- [Written instruction] From the listing below, tally the lines that include "hoef". Return only the total.

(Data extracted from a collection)
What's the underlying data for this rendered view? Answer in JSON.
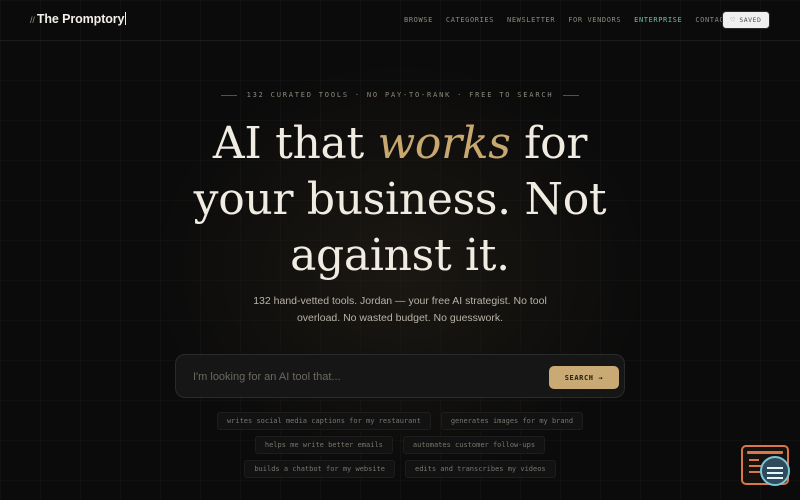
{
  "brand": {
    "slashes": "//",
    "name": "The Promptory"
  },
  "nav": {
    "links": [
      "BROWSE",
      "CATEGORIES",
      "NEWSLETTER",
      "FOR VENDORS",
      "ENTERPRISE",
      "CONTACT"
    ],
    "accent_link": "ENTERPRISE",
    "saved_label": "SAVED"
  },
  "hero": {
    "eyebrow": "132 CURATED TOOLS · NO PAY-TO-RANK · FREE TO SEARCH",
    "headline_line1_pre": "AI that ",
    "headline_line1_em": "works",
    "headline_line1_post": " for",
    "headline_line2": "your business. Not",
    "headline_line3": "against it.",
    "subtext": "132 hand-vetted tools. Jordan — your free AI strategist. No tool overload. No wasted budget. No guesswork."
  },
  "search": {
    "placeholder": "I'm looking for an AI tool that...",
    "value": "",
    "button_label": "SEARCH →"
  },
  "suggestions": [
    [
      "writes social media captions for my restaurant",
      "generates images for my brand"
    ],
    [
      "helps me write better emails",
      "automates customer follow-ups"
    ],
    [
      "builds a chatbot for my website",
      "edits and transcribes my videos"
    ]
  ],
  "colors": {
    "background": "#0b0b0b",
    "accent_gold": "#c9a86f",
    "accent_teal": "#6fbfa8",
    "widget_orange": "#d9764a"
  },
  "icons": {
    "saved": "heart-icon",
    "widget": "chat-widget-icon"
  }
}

==

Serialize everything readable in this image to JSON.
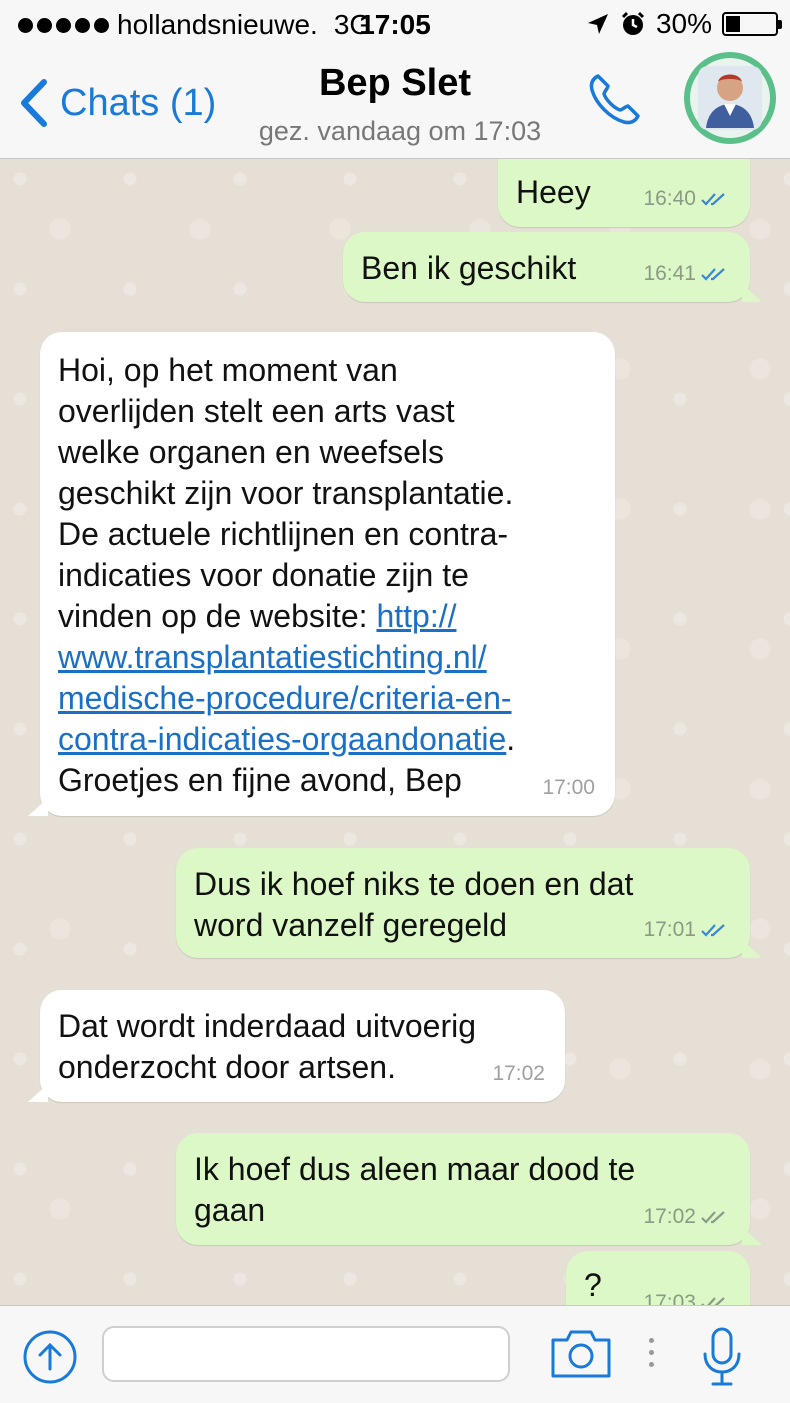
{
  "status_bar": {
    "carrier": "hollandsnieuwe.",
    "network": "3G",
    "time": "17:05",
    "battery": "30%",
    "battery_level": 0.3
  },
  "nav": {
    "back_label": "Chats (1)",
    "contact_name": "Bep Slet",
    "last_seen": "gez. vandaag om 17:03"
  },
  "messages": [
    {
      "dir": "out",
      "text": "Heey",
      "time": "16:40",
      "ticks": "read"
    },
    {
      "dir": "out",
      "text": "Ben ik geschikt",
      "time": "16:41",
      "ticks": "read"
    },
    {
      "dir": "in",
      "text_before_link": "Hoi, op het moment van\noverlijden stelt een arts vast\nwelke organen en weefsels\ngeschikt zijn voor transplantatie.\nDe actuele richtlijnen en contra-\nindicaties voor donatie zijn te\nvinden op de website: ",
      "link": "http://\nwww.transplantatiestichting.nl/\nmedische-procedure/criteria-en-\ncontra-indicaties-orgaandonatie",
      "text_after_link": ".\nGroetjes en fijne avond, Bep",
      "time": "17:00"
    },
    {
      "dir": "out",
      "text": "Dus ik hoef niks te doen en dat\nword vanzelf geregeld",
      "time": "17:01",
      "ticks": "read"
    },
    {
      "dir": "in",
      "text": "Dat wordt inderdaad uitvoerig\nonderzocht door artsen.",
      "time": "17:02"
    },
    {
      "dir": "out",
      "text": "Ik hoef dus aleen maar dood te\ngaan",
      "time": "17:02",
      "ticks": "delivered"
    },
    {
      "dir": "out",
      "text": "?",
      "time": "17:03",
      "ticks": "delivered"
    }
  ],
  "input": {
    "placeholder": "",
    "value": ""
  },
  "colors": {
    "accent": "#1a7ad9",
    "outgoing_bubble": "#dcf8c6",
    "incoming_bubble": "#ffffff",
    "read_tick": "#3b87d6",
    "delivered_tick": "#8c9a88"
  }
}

---

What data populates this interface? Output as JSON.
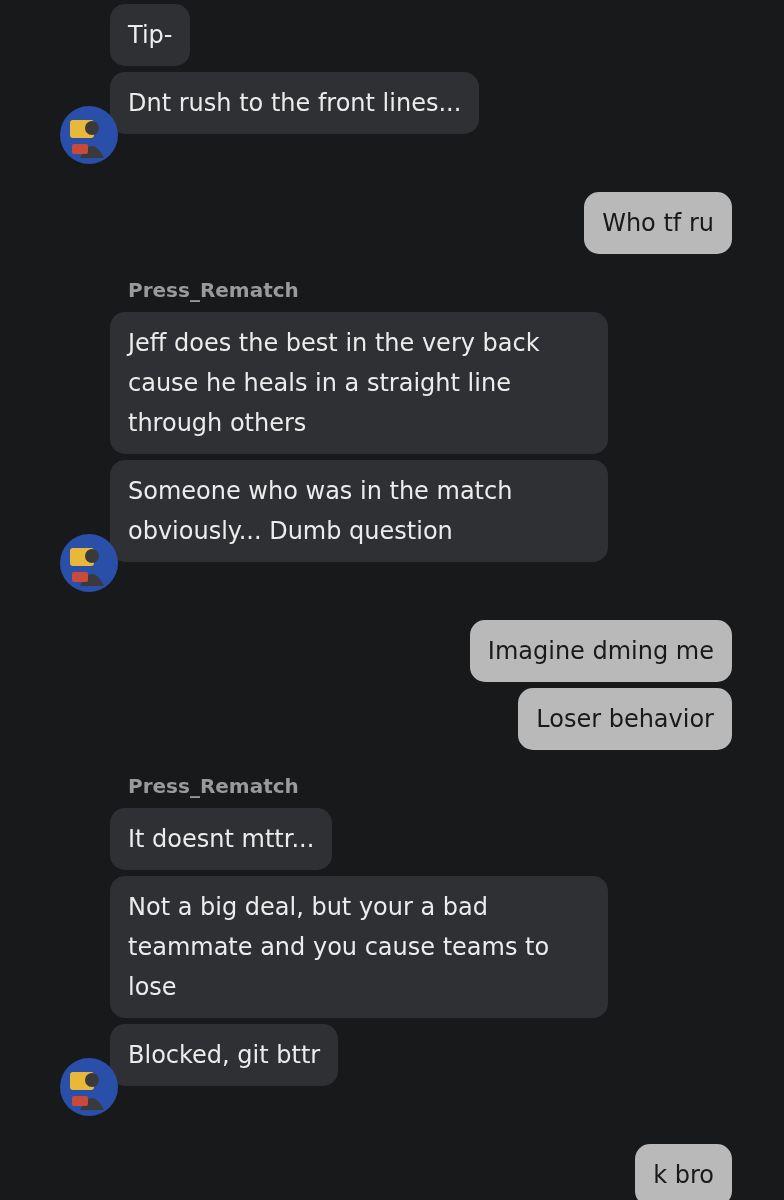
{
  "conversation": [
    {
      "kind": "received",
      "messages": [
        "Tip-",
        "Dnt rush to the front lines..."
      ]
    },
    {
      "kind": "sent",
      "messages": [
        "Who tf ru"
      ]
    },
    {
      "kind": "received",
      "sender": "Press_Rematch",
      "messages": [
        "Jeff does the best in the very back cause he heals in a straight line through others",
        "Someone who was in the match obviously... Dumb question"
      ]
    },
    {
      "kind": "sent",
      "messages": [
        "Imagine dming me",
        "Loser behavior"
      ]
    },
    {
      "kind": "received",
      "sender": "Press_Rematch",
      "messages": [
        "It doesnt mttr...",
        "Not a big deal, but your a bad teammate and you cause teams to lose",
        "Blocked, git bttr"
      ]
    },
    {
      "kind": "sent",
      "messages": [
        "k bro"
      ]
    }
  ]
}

- [Correct result] 2